**What you will do:** Extract each line of the data and write it out again exactly.
:: Input for this task ::
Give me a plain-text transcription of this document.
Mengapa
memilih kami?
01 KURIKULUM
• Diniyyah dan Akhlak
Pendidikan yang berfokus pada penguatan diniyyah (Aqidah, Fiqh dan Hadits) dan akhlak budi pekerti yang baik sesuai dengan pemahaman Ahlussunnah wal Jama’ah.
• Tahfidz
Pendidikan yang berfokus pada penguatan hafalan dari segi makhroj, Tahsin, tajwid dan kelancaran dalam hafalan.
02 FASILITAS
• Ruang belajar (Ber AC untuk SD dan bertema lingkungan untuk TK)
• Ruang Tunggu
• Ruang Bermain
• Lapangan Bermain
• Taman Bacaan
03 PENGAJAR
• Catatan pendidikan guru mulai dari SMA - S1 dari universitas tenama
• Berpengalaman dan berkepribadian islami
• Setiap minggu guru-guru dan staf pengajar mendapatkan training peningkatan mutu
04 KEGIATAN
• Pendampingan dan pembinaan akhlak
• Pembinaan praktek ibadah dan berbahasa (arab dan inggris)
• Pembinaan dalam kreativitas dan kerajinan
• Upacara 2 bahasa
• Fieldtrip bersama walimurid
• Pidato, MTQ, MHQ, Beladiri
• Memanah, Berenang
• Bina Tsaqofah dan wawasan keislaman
:::
**Exercise response:**
Give me a plain-text transcription of this document.
Mengapa
memilih kami?
01 KURIKULUM
• Diniyyah dan Akhlak
Pendidikan yang berfokus pada penguatan diniyyah (Aqidah, Fiqh dan Hadits) dan akhlak budi pekerti yang baik sesuai dengan pemahaman Ahlussunnah wal Jama’ah.
• Tahfidz
Pendidikan yang berfokus pada penguatan hafalan dari segi makhroj, Tahsin, tajwid dan kelancaran dalam hafalan.
02 FASILITAS
• Ruang belajar (Ber AC untuk SD dan bertema lingkungan untuk TK)
• Ruang Tunggu
• Ruang Bermain
• Lapangan Bermain
• Taman Bacaan
03 PENGAJAR
• Catatan pendidikan guru mulai dari SMA - S1 dari universitas tenama
• Berpengalaman dan berkepribadian islami
• Setiap minggu guru-guru dan staf pengajar mendapatkan training peningkatan mutu
04 KEGIATAN
• Pendampingan dan pembinaan akhlak
• Pembinaan praktek ibadah dan berbahasa (arab dan inggris)
• Pembinaan dalam kreativitas dan kerajinan
• Upacara 2 bahasa
• Fieldtrip bersama walimurid
• Pidato, MTQ, MHQ, Beladiri
• Memanah, Berenang
• Bina Tsaqofah dan wawasan keislaman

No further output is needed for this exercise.